§ Task brief
Provide an exact reproduction of every entry.
:::
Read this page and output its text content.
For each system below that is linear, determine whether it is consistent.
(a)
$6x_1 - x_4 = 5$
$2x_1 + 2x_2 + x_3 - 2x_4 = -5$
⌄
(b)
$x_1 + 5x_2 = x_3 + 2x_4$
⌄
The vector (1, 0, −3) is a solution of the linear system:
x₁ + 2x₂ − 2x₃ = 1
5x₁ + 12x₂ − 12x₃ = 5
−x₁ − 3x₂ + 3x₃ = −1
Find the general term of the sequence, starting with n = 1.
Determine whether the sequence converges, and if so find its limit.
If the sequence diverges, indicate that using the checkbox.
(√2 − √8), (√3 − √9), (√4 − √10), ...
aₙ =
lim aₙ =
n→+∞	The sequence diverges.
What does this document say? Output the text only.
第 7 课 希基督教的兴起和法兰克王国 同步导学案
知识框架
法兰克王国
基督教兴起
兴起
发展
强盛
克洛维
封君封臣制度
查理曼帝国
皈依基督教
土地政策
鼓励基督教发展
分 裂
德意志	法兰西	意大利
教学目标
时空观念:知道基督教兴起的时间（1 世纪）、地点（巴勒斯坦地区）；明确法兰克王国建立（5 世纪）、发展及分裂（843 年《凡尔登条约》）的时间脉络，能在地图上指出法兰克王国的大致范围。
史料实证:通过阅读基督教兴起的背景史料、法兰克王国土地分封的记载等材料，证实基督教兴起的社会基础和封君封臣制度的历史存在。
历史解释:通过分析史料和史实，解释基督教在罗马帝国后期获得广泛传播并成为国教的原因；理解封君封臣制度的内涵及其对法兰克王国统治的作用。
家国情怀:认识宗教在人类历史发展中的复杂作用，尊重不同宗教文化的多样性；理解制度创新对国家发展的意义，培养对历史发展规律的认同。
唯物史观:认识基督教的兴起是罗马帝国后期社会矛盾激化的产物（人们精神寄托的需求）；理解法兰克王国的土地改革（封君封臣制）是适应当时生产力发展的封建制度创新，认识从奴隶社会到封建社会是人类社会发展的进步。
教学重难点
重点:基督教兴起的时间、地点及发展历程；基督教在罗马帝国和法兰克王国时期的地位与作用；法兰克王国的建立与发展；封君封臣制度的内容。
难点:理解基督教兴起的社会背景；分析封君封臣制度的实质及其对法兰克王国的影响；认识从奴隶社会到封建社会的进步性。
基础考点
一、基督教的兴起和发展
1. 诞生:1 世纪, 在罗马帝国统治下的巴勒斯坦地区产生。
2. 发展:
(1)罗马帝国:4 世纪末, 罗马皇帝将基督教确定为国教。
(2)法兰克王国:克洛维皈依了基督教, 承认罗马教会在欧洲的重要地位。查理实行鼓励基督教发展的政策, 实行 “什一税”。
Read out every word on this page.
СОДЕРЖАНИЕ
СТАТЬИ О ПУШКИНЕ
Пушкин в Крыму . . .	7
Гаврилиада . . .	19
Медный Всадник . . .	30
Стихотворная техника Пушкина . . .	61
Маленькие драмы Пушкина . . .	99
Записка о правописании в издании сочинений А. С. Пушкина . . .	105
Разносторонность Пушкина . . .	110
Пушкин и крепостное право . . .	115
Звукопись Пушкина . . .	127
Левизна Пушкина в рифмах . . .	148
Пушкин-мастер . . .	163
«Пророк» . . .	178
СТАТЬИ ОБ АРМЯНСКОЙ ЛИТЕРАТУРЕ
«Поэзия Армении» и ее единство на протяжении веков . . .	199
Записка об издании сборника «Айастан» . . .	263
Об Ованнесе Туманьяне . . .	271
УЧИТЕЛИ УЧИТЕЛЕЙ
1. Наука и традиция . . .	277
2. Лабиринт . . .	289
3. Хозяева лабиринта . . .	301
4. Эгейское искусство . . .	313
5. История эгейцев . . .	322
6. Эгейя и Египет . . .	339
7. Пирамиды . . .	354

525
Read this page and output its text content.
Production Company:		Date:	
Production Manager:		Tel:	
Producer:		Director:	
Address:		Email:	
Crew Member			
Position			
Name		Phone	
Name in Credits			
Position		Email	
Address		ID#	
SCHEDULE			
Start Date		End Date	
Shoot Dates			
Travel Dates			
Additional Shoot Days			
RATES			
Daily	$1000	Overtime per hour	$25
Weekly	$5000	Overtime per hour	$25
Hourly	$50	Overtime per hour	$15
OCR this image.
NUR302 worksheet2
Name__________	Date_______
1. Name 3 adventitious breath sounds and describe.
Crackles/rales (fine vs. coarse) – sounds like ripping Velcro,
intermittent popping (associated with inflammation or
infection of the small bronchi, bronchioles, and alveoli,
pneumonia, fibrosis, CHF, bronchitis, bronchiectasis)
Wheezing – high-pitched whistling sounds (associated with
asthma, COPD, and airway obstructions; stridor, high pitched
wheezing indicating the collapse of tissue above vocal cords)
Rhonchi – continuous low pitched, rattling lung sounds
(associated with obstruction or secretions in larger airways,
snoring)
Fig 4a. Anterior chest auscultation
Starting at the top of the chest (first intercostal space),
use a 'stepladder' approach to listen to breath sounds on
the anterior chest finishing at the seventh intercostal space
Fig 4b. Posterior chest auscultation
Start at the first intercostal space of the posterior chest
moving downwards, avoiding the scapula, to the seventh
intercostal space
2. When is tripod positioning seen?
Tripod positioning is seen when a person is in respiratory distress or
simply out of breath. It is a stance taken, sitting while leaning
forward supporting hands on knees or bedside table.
:::
§ Task solution
Read this page and output its text content.
For each system below that is linear, determine whether it is consistent.
(a)
$6x_1 - x_4 = 5$
$2x_1 + 2x_2 + x_3 - 2x_4 = -5$
⌄
(b)
$x_1 + 5x_2 = x_3 + 2x_4$
⌄
The vector (1, 0, −3) is a solution of the linear system:
x₁ + 2x₂ − 2x₃ = 1
5x₁ + 12x₂ − 12x₃ = 5
−x₁ − 3x₂ + 3x₃ = −1
Find the general term of the sequence, starting with n = 1.
Determine whether the sequence converges, and if so find its limit.
If the sequence diverges, indicate that using the checkbox.
(√2 − √8), (√3 − √9), (√4 − √10), ...
aₙ =
lim aₙ =
n→+∞	The sequence diverges.
What does this document say? Output the text only.
第 7 课 希基督教的兴起和法兰克王国 同步导学案
知识框架
法兰克王国
基督教兴起
兴起
发展
强盛
克洛维
封君封臣制度
查理曼帝国
皈依基督教
土地政策
鼓励基督教发展
分 裂
德意志	法兰西	意大利
教学目标
时空观念:知道基督教兴起的时间（1 世纪）、地点（巴勒斯坦地区）；明确法兰克王国建立（5 世纪）、发展及分裂（843 年《凡尔登条约》）的时间脉络，能在地图上指出法兰克王国的大致范围。
史料实证:通过阅读基督教兴起的背景史料、法兰克王国土地分封的记载等材料，证实基督教兴起的社会基础和封君封臣制度的历史存在。
历史解释:通过分析史料和史实，解释基督教在罗马帝国后期获得广泛传播并成为国教的原因；理解封君封臣制度的内涵及其对法兰克王国统治的作用。
家国情怀:认识宗教在人类历史发展中的复杂作用，尊重不同宗教文化的多样性；理解制度创新对国家发展的意义，培养对历史发展规律的认同。
唯物史观:认识基督教的兴起是罗马帝国后期社会矛盾激化的产物（人们精神寄托的需求）；理解法兰克王国的土地改革（封君封臣制）是适应当时生产力发展的封建制度创新，认识从奴隶社会到封建社会是人类社会发展的进步。
教学重难点
重点:基督教兴起的时间、地点及发展历程；基督教在罗马帝国和法兰克王国时期的地位与作用；法兰克王国的建立与发展；封君封臣制度的内容。
难点:理解基督教兴起的社会背景；分析封君封臣制度的实质及其对法兰克王国的影响；认识从奴隶社会到封建社会的进步性。
基础考点
一、基督教的兴起和发展
1. 诞生:1 世纪, 在罗马帝国统治下的巴勒斯坦地区产生。
2. 发展:
(1)罗马帝国:4 世纪末, 罗马皇帝将基督教确定为国教。
(2)法兰克王国:克洛维皈依了基督教, 承认罗马教会在欧洲的重要地位。查理实行鼓励基督教发展的政策, 实行 “什一税”。
Read out every word on this page.
СОДЕРЖАНИЕ
СТАТЬИ О ПУШКИНЕ
Пушкин в Крыму . . .	7
Гаврилиада . . .	19
Медный Всадник . . .	30
Стихотворная техника Пушкина . . .	61
Маленькие драмы Пушкина . . .	99
Записка о правописании в издании сочинений А. С. Пушкина . . .	105
Разносторонность Пушкина . . .	110
Пушкин и крепостное право . . .	115
Звукопись Пушкина . . .	127
Левизна Пушкина в рифмах . . .	148
Пушкин-мастер . . .	163
«Пророк» . . .	178
СТАТЬИ ОБ АРМЯНСКОЙ ЛИТЕРАТУРЕ
«Поэзия Армении» и ее единство на протяжении веков . . .	199
Записка об издании сборника «Айастан» . . .	263
Об Ованнесе Туманьяне . . .	271
УЧИТЕЛИ УЧИТЕЛЕЙ
1. Наука и традиция . . .	277
2. Лабиринт . . .	289
3. Хозяева лабиринта . . .	301
4. Эгейское искусство . . .	313
5. История эгейцев . . .	322
6. Эгейя и Египет . . .	339
7. Пирамиды . . .	354

525
Read this page and output its text content.
Production Company:		Date:	
Production Manager:		Tel:	
Producer:		Director:	
Address:		Email:	
Crew Member			
Position			
Name		Phone	
Name in Credits			
Position		Email	
Address		ID#	
SCHEDULE			
Start Date		End Date	
Shoot Dates			
Travel Dates			
Additional Shoot Days			
RATES			
Daily	$1000	Overtime per hour	$25
Weekly	$5000	Overtime per hour	$25
Hourly	$50	Overtime per hour	$15
OCR this image.
NUR302 worksheet2
Name__________	Date_______
1. Name 3 adventitious breath sounds and describe.
Crackles/rales (fine vs. coarse) – sounds like ripping Velcro,
intermittent popping (associated with inflammation or
infection of the small bronchi, bronchioles, and alveoli,
pneumonia, fibrosis, CHF, bronchitis, bronchiectasis)
Wheezing – high-pitched whistling sounds (associated with
asthma, COPD, and airway obstructions; stridor, high pitched
wheezing indicating the collapse of tissue above vocal cords)
Rhonchi – continuous low pitched, rattling lung sounds
(associated with obstruction or secretions in larger airways,
snoring)
Fig 4a. Anterior chest auscultation
Starting at the top of the chest (first intercostal space),
use a 'stepladder' approach to listen to breath sounds on
the anterior chest finishing at the seventh intercostal space
Fig 4b. Posterior chest auscultation
Start at the first intercostal space of the posterior chest
moving downwards, avoiding the scapula, to the seventh
intercostal space
2. When is tripod positioning seen?
Tripod positioning is seen when a person is in respiratory distress or
simply out of breath. It is a stance taken, sitting while leaning
forward supporting hands on knees or bedside table.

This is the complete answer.